Exercise task:
The records that follow should be retyped word for word.

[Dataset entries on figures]

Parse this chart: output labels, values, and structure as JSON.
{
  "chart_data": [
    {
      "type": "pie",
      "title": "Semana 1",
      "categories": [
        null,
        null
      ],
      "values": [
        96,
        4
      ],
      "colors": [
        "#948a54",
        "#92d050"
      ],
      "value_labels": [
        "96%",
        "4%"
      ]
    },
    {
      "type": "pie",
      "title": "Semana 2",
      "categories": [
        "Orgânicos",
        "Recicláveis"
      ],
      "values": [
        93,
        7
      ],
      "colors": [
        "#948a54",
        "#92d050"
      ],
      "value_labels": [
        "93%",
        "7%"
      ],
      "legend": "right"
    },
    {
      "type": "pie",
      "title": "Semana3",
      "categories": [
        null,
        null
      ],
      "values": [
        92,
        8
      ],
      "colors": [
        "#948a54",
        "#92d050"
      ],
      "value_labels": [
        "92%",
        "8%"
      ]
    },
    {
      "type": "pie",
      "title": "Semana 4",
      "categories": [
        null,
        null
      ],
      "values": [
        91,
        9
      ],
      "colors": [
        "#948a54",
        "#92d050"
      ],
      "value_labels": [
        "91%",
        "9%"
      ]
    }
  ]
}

Expected answer:
Parse this chart: output labels, values, and structure as JSON.
{
  "chart_data": [
    {
      "type": "pie",
      "title": "Semana 1",
      "categories": [
        null,
        null
      ],
      "values": [
        96,
        4
      ],
      "colors": [
        "#948a54",
        "#92d050"
      ],
      "value_labels": [
        "96%",
        "4%"
      ]
    },
    {
      "type": "pie",
      "title": "Semana 2",
      "categories": [
        "Orgânicos",
        "Recicláveis"
      ],
      "values": [
        93,
        7
      ],
      "colors": [
        "#948a54",
        "#92d050"
      ],
      "value_labels": [
        "93%",
        "7%"
      ],
      "legend": "right"
    },
    {
      "type": "pie",
      "title": "Semana3",
      "categories": [
        null,
        null
      ],
      "values": [
        92,
        8
      ],
      "colors": [
        "#948a54",
        "#92d050"
      ],
      "value_labels": [
        "92%",
        "8%"
      ]
    },
    {
      "type": "pie",
      "title": "Semana 4",
      "categories": [
        null,
        null
      ],
      "values": [
        91,
        9
      ],
      "colors": [
        "#948a54",
        "#92d050"
      ],
      "value_labels": [
        "91%",
        "9%"
      ]
    }
  ]
}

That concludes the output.